### STATED GOAL
Work out the number of lines with "path" in them. Reply with that number and no other words.

— start EXTRACTED MATERIAL —

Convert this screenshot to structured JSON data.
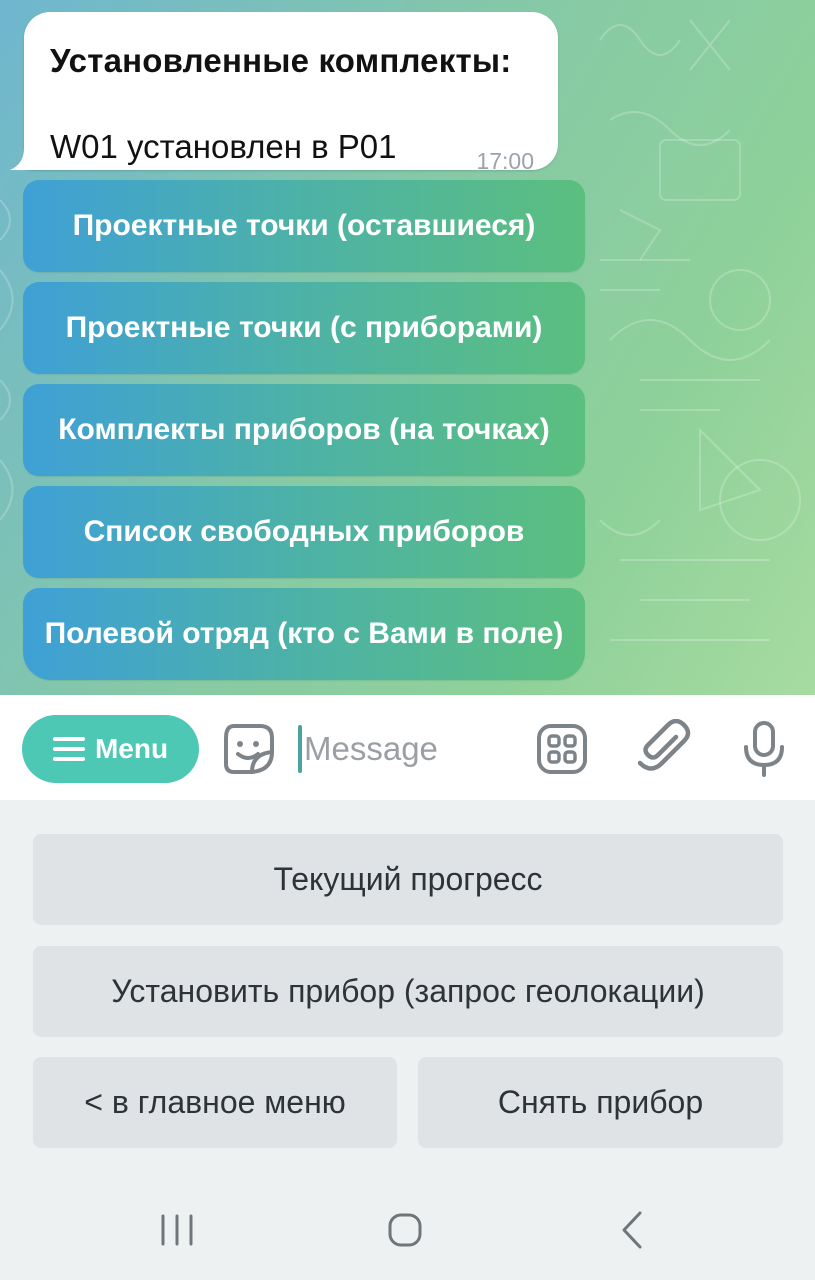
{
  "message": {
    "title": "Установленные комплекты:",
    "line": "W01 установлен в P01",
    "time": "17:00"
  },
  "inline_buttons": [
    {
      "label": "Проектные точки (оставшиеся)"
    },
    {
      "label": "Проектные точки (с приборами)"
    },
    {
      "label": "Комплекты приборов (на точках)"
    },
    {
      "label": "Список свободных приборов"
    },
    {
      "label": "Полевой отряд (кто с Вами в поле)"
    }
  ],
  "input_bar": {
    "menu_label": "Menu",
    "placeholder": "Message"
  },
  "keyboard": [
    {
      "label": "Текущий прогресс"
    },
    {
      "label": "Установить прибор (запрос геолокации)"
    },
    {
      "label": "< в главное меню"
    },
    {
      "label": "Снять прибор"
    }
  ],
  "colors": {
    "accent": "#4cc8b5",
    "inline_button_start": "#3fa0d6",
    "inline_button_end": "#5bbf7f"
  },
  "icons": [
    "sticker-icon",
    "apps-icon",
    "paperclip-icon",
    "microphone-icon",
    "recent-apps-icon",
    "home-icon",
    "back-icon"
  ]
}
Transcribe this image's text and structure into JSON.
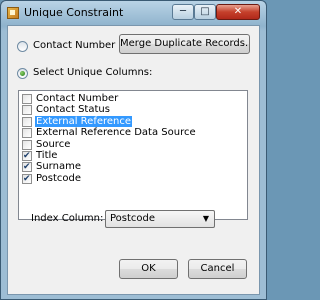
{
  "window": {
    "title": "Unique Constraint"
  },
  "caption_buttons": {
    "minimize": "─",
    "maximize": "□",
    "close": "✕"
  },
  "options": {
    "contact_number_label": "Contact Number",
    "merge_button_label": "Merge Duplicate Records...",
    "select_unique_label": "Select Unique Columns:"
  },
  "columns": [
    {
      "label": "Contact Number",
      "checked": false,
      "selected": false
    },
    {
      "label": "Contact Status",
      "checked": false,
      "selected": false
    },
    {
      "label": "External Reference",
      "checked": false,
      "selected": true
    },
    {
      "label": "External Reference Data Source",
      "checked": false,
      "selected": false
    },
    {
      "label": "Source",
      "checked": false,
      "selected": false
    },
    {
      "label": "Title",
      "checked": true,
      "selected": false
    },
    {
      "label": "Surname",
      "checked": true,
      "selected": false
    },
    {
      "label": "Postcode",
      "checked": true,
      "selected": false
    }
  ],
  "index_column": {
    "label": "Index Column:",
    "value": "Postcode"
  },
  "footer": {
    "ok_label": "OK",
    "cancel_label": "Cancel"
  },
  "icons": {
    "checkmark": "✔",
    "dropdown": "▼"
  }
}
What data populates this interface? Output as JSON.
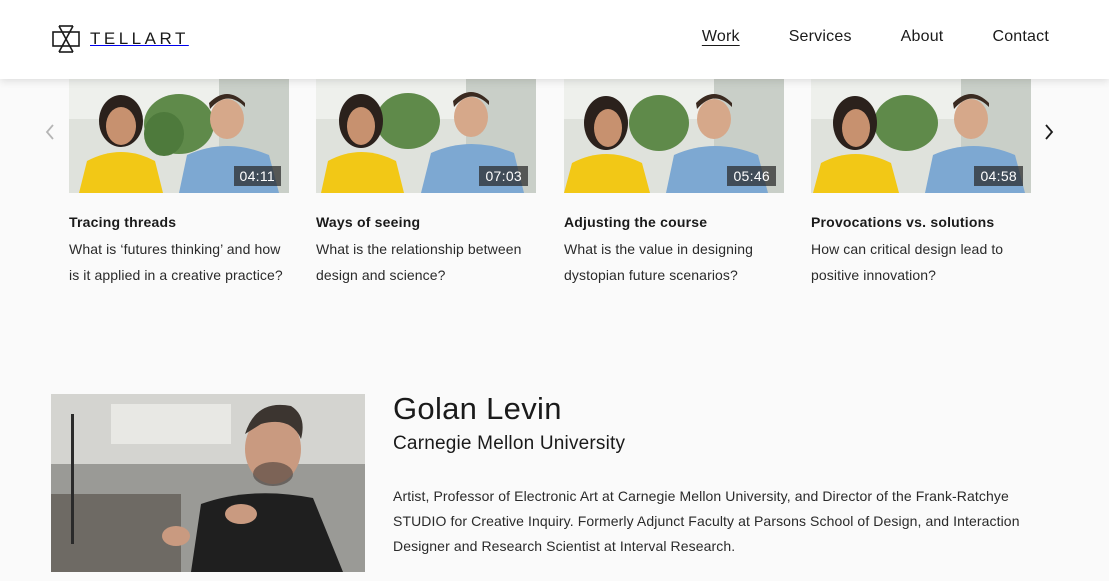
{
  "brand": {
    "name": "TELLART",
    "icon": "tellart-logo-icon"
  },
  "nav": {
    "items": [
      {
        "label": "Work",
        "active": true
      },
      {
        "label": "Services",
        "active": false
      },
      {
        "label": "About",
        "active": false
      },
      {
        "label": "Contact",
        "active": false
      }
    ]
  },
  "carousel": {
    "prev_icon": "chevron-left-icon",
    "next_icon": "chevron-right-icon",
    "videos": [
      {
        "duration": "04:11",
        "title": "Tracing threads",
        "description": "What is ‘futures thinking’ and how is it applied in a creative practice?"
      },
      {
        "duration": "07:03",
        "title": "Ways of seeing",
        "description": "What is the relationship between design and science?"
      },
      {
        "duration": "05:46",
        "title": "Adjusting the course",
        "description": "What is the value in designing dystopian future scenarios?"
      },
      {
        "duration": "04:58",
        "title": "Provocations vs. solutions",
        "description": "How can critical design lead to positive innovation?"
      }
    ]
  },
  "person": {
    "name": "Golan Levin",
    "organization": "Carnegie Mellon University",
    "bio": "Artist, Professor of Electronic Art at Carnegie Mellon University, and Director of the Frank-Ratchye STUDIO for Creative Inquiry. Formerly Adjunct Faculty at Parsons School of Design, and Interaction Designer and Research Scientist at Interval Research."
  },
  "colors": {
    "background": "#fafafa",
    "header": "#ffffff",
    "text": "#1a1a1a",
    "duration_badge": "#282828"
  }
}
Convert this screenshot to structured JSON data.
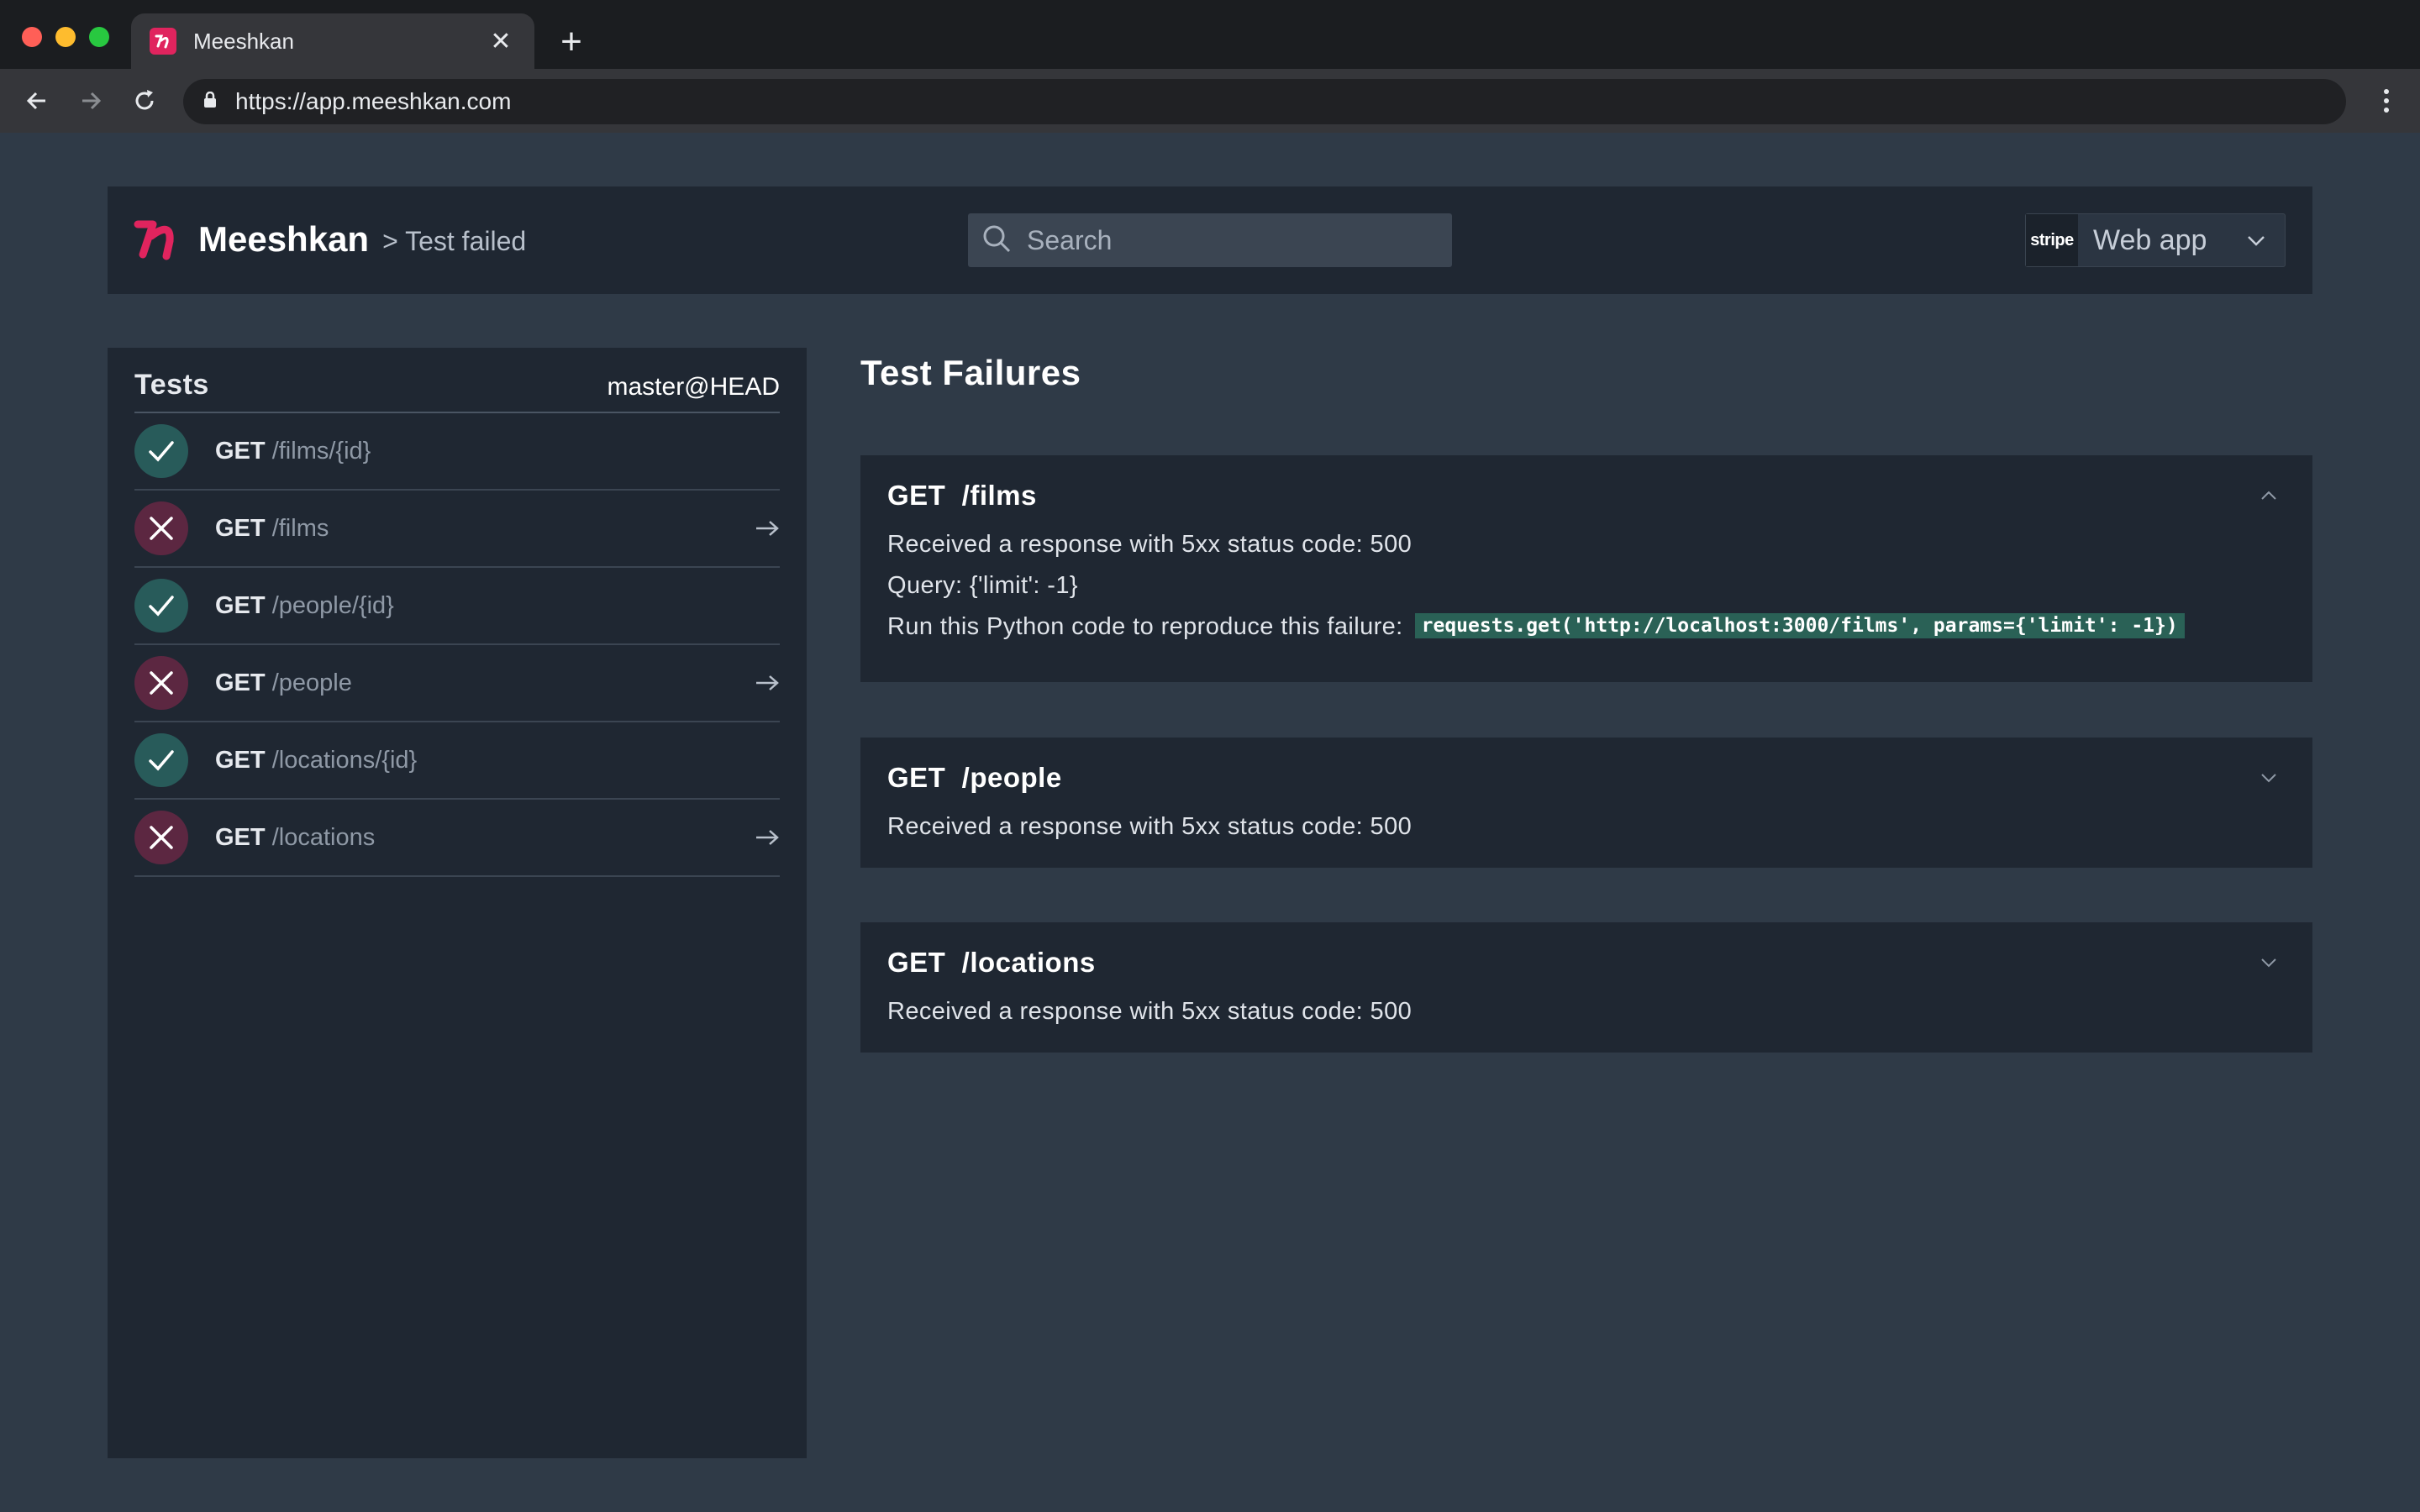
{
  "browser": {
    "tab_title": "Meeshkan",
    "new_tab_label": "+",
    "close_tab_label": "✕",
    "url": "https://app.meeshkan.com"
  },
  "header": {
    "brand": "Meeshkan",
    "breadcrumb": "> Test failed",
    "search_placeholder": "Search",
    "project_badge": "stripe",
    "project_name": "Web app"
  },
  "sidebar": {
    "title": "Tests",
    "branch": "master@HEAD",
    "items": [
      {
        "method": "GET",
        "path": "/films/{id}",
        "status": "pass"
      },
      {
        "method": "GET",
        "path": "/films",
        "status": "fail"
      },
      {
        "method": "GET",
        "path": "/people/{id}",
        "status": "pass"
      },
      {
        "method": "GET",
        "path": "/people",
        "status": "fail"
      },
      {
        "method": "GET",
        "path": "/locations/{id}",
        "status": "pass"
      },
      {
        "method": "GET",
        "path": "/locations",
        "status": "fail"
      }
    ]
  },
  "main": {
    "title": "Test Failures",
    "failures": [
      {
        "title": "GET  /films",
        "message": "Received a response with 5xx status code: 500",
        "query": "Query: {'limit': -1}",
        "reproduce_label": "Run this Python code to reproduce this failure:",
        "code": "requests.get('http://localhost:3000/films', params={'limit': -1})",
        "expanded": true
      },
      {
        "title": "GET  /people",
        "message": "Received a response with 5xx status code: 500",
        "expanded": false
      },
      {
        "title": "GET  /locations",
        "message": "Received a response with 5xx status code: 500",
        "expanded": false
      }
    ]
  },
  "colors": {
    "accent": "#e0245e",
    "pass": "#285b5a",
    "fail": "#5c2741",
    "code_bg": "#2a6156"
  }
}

— end EXTRACTED MATERIAL —

### RESULT BELOW
6